◆ PROMPT
Transcribe each of the following records line for line, preserving every character.

[Stored dataset records]
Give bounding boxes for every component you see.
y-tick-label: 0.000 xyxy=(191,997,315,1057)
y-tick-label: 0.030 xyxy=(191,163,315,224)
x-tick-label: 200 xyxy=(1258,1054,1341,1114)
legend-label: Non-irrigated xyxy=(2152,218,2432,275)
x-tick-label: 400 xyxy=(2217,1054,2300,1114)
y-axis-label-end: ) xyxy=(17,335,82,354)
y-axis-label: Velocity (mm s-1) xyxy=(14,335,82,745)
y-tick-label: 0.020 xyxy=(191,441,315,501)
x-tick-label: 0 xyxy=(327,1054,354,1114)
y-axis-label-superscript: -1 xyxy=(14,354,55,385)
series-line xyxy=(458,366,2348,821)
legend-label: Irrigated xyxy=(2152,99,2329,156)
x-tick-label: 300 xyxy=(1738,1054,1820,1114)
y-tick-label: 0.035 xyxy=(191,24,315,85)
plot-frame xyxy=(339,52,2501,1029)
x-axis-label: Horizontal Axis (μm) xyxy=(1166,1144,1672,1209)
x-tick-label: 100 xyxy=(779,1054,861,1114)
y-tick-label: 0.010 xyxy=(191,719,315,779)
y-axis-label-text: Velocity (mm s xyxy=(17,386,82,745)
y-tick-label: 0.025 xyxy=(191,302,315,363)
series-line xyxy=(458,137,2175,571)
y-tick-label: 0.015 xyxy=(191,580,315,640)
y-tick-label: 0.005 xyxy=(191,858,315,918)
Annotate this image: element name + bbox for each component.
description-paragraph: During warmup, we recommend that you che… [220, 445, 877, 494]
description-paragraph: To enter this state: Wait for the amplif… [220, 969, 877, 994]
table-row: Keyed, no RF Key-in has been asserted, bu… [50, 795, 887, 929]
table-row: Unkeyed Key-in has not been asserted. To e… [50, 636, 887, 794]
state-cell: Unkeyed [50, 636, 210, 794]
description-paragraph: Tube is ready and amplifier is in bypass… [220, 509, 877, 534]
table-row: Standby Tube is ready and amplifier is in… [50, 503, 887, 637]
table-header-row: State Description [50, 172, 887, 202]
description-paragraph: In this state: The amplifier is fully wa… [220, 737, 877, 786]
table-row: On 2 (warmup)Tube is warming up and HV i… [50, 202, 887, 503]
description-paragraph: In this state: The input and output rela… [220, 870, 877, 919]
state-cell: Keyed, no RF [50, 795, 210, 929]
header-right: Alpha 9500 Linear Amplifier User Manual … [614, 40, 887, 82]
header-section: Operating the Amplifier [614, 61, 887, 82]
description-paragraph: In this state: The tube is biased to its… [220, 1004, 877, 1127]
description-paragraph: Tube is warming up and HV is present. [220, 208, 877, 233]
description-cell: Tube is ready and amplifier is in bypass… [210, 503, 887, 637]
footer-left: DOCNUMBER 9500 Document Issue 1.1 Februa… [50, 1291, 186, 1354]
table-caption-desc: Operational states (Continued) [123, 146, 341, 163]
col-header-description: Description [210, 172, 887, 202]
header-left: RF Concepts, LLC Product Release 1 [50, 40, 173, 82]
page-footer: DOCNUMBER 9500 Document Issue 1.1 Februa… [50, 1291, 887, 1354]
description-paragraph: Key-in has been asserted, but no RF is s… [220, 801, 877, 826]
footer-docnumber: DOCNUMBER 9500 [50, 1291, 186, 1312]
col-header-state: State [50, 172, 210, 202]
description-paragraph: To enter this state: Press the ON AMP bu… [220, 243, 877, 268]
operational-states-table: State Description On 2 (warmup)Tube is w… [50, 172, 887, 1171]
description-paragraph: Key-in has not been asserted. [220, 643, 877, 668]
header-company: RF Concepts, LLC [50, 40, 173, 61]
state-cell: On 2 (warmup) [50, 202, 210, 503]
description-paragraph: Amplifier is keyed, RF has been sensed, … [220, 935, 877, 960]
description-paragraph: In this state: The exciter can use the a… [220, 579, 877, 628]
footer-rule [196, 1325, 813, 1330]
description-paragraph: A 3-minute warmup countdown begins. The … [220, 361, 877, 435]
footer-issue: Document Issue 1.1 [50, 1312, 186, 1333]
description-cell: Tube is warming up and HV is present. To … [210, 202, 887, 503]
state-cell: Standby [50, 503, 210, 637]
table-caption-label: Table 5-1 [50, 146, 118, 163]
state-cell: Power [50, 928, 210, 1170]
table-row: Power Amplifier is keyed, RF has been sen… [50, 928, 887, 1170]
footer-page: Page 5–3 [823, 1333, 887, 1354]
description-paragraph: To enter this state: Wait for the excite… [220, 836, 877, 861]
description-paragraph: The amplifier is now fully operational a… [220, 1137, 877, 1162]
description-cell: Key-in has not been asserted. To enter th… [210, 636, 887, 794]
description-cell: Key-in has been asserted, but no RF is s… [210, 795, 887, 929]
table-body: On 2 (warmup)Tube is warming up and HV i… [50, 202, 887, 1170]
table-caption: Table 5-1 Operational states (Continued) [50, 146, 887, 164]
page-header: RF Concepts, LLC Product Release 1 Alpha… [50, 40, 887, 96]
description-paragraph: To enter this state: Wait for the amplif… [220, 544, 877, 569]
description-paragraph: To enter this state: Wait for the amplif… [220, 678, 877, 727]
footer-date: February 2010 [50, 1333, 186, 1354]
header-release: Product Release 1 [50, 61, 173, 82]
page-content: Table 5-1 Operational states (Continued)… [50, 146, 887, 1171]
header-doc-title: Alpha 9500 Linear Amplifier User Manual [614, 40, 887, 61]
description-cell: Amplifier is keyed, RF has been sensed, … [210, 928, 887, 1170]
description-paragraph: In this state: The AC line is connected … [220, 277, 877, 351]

◆ RESULT
Give bounding boxes for every component you see.
y-tick-label: 0.000 xyxy=(191,997,315,1057)
y-tick-label: 0.030 xyxy=(191,163,315,224)
x-tick-label: 200 xyxy=(1258,1054,1341,1114)
legend-label: Non-irrigated xyxy=(2152,218,2432,275)
x-tick-label: 400 xyxy=(2217,1054,2300,1114)
y-axis-label-end: ) xyxy=(17,335,82,354)
y-axis-label: Velocity (mm s-1) xyxy=(14,335,82,745)
y-tick-label: 0.020 xyxy=(191,441,315,501)
x-tick-label: 0 xyxy=(327,1054,354,1114)
y-axis-label-superscript: -1 xyxy=(14,354,55,385)
series-line xyxy=(458,366,2348,821)
legend-label: Irrigated xyxy=(2152,99,2329,156)
x-tick-label: 300 xyxy=(1738,1054,1820,1114)
y-tick-label: 0.035 xyxy=(191,24,315,85)
plot-frame xyxy=(339,52,2501,1029)
x-axis-label: Horizontal Axis (μm) xyxy=(1166,1144,1672,1209)
x-tick-label: 100 xyxy=(779,1054,861,1114)
y-tick-label: 0.010 xyxy=(191,719,315,779)
y-axis-label-text: Velocity (mm s xyxy=(17,386,82,745)
y-tick-label: 0.025 xyxy=(191,302,315,363)
series-line xyxy=(458,137,2175,571)
y-tick-label: 0.015 xyxy=(191,580,315,640)
y-tick-label: 0.005 xyxy=(191,858,315,918)
Annotate this image: element name + bbox for each component.
description-paragraph: During warmup, we recommend that you che… [220, 445, 877, 494]
description-paragraph: To enter this state: Wait for the amplif… [220, 969, 877, 994]
table-row: Keyed, no RF Key-in has been asserted, bu… [50, 795, 887, 929]
table-row: Unkeyed Key-in has not been asserted. To e… [50, 636, 887, 794]
state-cell: Unkeyed [50, 636, 210, 794]
description-paragraph: Tube is ready and amplifier is in bypass… [220, 509, 877, 534]
table-row: Standby Tube is ready and amplifier is in… [50, 503, 887, 637]
table-header-row: State Description [50, 172, 887, 202]
description-paragraph: In this state: The amplifier is fully wa… [220, 737, 877, 786]
table-row: On 2 (warmup)Tube is warming up and HV i… [50, 202, 887, 503]
description-paragraph: In this state: The input and output rela… [220, 870, 877, 919]
state-cell: Keyed, no RF [50, 795, 210, 929]
header-right: Alpha 9500 Linear Amplifier User Manual … [614, 40, 887, 82]
header-section: Operating the Amplifier [614, 61, 887, 82]
description-paragraph: In this state: The tube is biased to its… [220, 1004, 877, 1127]
description-paragraph: Tube is warming up and HV is present. [220, 208, 877, 233]
description-cell: Tube is ready and amplifier is in bypass… [210, 503, 887, 637]
footer-left: DOCNUMBER 9500 Document Issue 1.1 Februa… [50, 1291, 186, 1354]
table-caption-desc: Operational states (Continued) [123, 146, 341, 163]
col-header-description: Description [210, 172, 887, 202]
header-left: RF Concepts, LLC Product Release 1 [50, 40, 173, 82]
page-footer: DOCNUMBER 9500 Document Issue 1.1 Februa… [50, 1291, 887, 1354]
description-paragraph: Key-in has been asserted, but no RF is s… [220, 801, 877, 826]
footer-docnumber: DOCNUMBER 9500 [50, 1291, 186, 1312]
col-header-state: State [50, 172, 210, 202]
description-paragraph: To enter this state: Press the ON AMP bu… [220, 243, 877, 268]
operational-states-table: State Description On 2 (warmup)Tube is w… [50, 172, 887, 1171]
description-paragraph: Key-in has not been asserted. [220, 643, 877, 668]
header-company: RF Concepts, LLC [50, 40, 173, 61]
state-cell: On 2 (warmup) [50, 202, 210, 503]
description-paragraph: Amplifier is keyed, RF has been sensed, … [220, 935, 877, 960]
description-paragraph: In this state: The exciter can use the a… [220, 579, 877, 628]
footer-rule [196, 1325, 813, 1330]
description-paragraph: A 3-minute warmup countdown begins. The … [220, 361, 877, 435]
footer-issue: Document Issue 1.1 [50, 1312, 186, 1333]
description-cell: Tube is warming up and HV is present. To … [210, 202, 887, 503]
state-cell: Standby [50, 503, 210, 637]
table-caption-label: Table 5-1 [50, 146, 118, 163]
state-cell: Power [50, 928, 210, 1170]
table-row: Power Amplifier is keyed, RF has been sen… [50, 928, 887, 1170]
footer-page: Page 5–3 [823, 1333, 887, 1354]
description-paragraph: To enter this state: Wait for the excite… [220, 836, 877, 861]
description-paragraph: The amplifier is now fully operational a… [220, 1137, 877, 1162]
description-cell: Key-in has not been asserted. To enter th… [210, 636, 887, 794]
description-cell: Key-in has been asserted, but no RF is s… [210, 795, 887, 929]
table-body: On 2 (warmup)Tube is warming up and HV i… [50, 202, 887, 1170]
table-caption: Table 5-1 Operational states (Continued) [50, 146, 887, 164]
page-header: RF Concepts, LLC Product Release 1 Alpha… [50, 40, 887, 96]
description-paragraph: To enter this state: Wait for the amplif… [220, 544, 877, 569]
description-paragraph: To enter this state: Wait for the amplif… [220, 678, 877, 727]
footer-date: February 2010 [50, 1333, 186, 1354]
header-release: Product Release 1 [50, 61, 173, 82]
page-content: Table 5-1 Operational states (Continued)… [50, 146, 887, 1171]
header-doc-title: Alpha 9500 Linear Amplifier User Manual [614, 40, 887, 61]
description-cell: Amplifier is keyed, RF has been sensed, … [210, 928, 887, 1170]
description-paragraph: In this state: The AC line is connected … [220, 277, 877, 351]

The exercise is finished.